_The problem_
Gather, from the listing beneath this task, every line holding the string "Installations".

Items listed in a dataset
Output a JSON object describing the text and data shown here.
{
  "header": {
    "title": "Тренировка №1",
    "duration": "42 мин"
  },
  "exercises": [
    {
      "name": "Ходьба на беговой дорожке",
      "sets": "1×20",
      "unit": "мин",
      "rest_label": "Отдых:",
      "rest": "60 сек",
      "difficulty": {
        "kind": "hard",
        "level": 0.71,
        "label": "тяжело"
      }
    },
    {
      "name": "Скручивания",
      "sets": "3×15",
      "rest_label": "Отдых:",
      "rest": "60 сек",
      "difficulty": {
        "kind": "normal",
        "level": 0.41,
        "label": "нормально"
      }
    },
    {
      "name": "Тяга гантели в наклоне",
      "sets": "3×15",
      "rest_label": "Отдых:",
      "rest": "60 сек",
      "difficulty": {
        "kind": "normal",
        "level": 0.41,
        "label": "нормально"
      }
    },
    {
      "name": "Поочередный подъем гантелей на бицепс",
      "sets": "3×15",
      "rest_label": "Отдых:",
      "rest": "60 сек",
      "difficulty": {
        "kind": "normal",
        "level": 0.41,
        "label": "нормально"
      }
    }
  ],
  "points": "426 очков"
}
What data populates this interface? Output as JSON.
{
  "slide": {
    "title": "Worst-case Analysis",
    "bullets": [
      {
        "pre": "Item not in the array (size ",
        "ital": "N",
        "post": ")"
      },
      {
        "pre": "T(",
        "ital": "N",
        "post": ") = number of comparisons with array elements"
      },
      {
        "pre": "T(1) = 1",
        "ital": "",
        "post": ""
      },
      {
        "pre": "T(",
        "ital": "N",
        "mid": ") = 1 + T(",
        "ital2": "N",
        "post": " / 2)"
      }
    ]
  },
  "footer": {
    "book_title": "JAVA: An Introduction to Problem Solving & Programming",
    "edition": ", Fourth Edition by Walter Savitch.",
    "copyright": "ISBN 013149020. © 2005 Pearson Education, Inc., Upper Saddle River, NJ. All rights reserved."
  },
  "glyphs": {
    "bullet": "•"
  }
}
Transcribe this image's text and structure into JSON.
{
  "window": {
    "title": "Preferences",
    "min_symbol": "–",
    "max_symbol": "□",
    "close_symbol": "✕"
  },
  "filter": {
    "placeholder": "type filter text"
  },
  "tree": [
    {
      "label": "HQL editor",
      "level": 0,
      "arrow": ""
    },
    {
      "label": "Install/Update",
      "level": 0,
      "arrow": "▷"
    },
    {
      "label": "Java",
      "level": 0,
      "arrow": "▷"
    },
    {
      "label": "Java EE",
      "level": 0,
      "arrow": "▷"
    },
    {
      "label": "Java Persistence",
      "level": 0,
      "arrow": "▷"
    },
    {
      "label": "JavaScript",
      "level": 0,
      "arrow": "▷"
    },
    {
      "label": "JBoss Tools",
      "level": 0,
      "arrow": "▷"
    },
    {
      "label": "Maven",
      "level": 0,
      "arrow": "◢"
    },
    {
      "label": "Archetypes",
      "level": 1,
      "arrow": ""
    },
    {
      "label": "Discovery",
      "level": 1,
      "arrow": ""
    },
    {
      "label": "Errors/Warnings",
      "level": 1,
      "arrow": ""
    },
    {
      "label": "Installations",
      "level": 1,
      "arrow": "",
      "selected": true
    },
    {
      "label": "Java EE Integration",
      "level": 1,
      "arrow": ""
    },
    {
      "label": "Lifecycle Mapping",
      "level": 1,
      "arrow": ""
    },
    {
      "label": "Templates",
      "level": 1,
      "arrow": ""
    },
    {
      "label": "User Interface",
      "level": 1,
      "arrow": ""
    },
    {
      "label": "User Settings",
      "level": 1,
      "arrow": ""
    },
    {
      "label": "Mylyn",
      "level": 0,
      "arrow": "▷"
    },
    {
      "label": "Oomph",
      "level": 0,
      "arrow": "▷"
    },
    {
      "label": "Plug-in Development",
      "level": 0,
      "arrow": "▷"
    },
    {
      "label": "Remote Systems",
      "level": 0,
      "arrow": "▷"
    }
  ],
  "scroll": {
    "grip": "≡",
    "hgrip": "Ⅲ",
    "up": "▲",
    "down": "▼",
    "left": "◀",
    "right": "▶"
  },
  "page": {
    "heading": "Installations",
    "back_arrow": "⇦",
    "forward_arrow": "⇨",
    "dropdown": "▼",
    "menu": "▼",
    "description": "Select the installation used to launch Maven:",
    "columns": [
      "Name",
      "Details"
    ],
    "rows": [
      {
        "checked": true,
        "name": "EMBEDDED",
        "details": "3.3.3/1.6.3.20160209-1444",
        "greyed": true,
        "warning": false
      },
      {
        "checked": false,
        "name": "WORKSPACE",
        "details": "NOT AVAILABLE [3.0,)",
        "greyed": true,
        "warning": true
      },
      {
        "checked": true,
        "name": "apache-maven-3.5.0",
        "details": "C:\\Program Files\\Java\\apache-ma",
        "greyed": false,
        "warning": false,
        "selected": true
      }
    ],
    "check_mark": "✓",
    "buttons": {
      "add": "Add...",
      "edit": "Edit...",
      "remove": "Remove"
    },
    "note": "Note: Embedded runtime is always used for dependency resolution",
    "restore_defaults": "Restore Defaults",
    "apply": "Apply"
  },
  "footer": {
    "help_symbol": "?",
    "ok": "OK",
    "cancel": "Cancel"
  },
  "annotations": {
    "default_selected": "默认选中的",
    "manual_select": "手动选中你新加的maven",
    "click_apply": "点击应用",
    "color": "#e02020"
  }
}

_Reply_
      "label": "Installations",
    "heading": "Installations",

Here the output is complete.